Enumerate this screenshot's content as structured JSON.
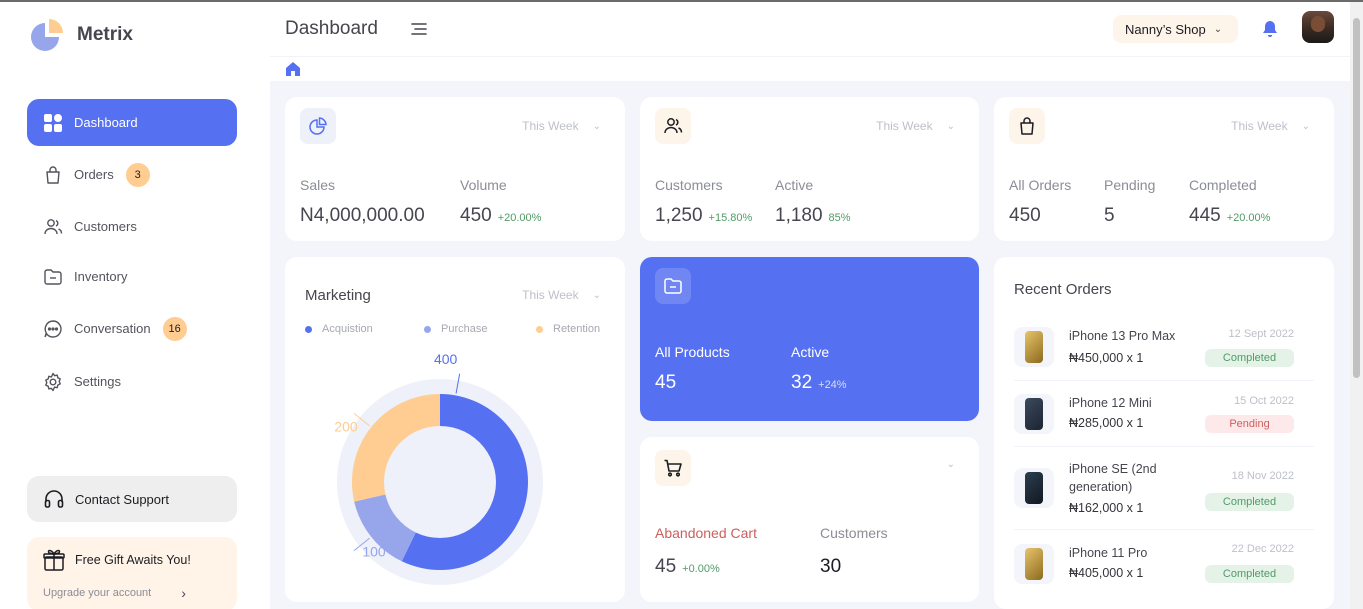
{
  "app": {
    "name": "Metrix"
  },
  "sidebar": {
    "items": [
      {
        "label": "Dashboard",
        "icon": "grid-icon",
        "active": true
      },
      {
        "label": "Orders",
        "icon": "bag-icon",
        "badge": "3"
      },
      {
        "label": "Customers",
        "icon": "users-icon"
      },
      {
        "label": "Inventory",
        "icon": "folder-icon"
      },
      {
        "label": "Conversation",
        "icon": "chat-icon",
        "badge": "16"
      },
      {
        "label": "Settings",
        "icon": "gear-icon"
      }
    ],
    "support_label": "Contact Support",
    "gift_title": "Free Gift Awaits You!",
    "gift_link": "Upgrade your account"
  },
  "header": {
    "title": "Dashboard",
    "shop": "Nanny’s Shop"
  },
  "sales_card": {
    "period": "This Week",
    "stat1_label": "Sales",
    "stat1_value": "N4,000,000.00",
    "stat2_label": "Volume",
    "stat2_value": "450",
    "stat2_change": "+20.00%"
  },
  "customers_card": {
    "period": "This Week",
    "stat1_label": "Customers",
    "stat1_value": "1,250",
    "stat1_change": "+15.80%",
    "stat2_label": "Active",
    "stat2_value": "1,180",
    "stat2_change": "85%"
  },
  "orders_card": {
    "period": "This Week",
    "stat1_label": "All Orders",
    "stat1_value": "450",
    "stat2_label": "Pending",
    "stat2_value": "5",
    "stat3_label": "Completed",
    "stat3_value": "445",
    "stat3_change": "+20.00%"
  },
  "marketing_card": {
    "title": "Marketing",
    "period": "This Week",
    "legend": [
      "Acquistion",
      "Purchase",
      "Retention"
    ],
    "colors": {
      "acquisition": "#5570f1",
      "purchase": "#97a5eb",
      "retention": "#ffcc91",
      "track": "#eef0fa"
    }
  },
  "chart_data": {
    "type": "pie",
    "categories": [
      "Acquistion",
      "Purchase",
      "Retention"
    ],
    "values": [
      400,
      100,
      200
    ],
    "data_labels": [
      "400",
      "100",
      "200"
    ]
  },
  "products_card": {
    "stat1_label": "All Products",
    "stat1_value": "45",
    "stat2_label": "Active",
    "stat2_value": "32",
    "stat2_change": "+24%"
  },
  "cart_card": {
    "stat1_label": "Abandoned Cart",
    "stat1_value": "45",
    "stat1_change": "+0.00%",
    "stat2_label": "Customers",
    "stat2_value": "30"
  },
  "recent_orders": {
    "title": "Recent Orders",
    "items": [
      {
        "name": "iPhone 13 Pro Max",
        "price": "₦450,000 x 1",
        "date": "12 Sept 2022",
        "status": "Completed"
      },
      {
        "name": "iPhone 12 Mini",
        "price": "₦285,000 x 1",
        "date": "15 Oct 2022",
        "status": "Pending"
      },
      {
        "name": "iPhone SE (2nd generation)",
        "price": "₦162,000 x 1",
        "date": "18 Nov 2022",
        "status": "Completed"
      },
      {
        "name": "iPhone 11 Pro",
        "price": "₦405,000 x 1",
        "date": "22 Dec 2022",
        "status": "Completed"
      }
    ]
  }
}
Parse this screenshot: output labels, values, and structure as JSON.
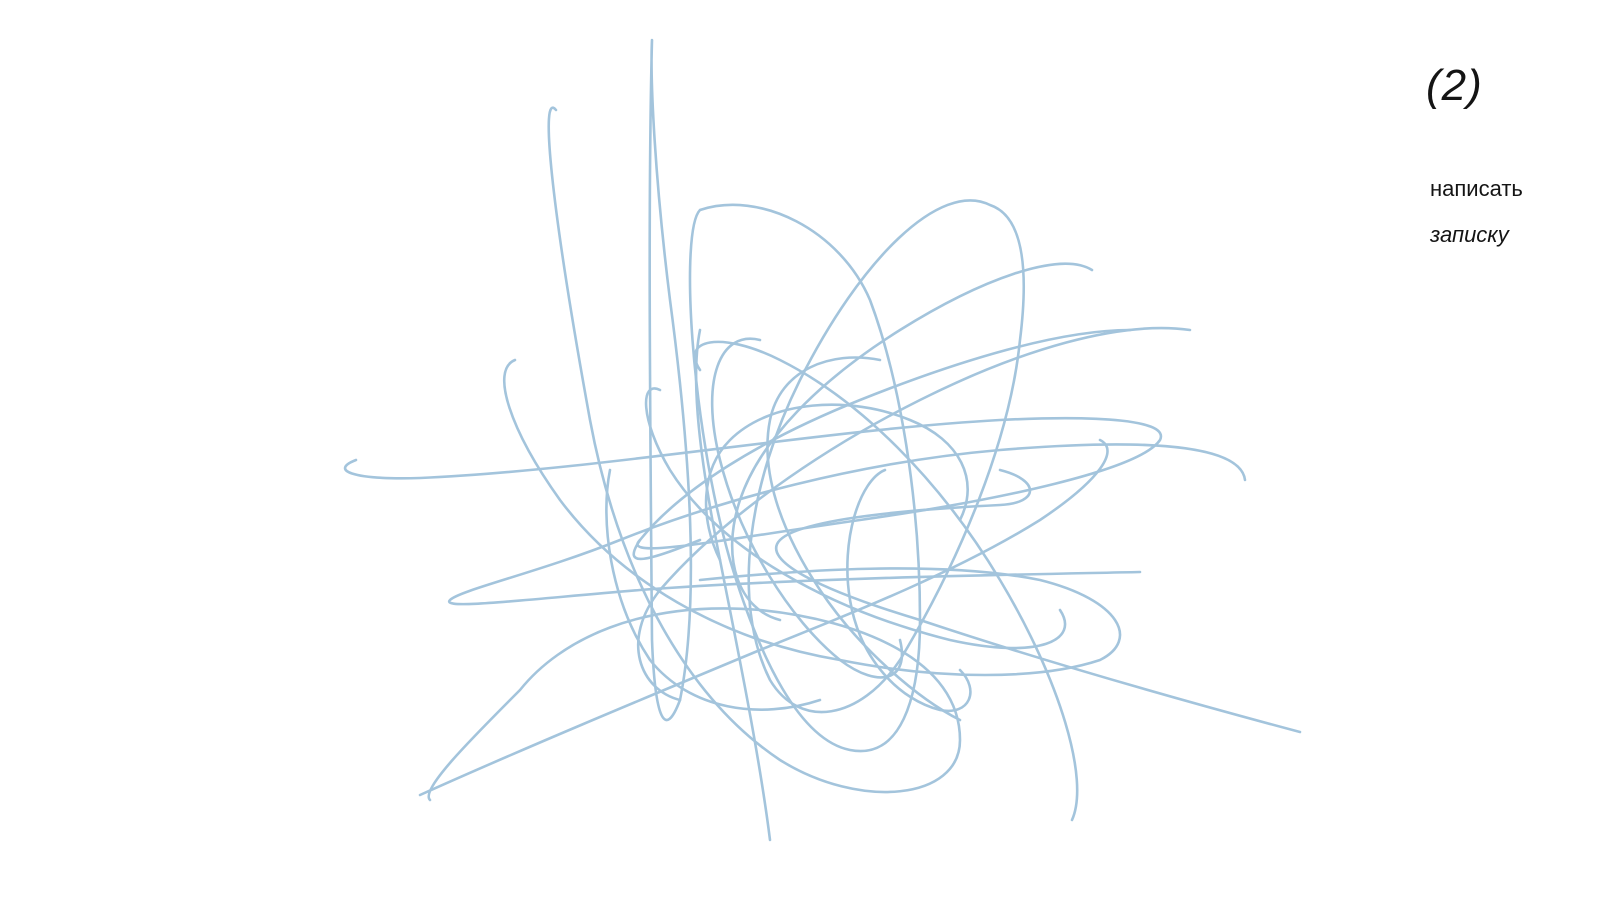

▶ WHAT THIS TASK INVOLVES
Copy out each line of the listing that holds "date".

▶ ANSWER
        "date": "12 Sept 2022",
        "date": "15 Oct 2022",
        "date": "18 Nov 2022",
        "date": "22 Dec 2022",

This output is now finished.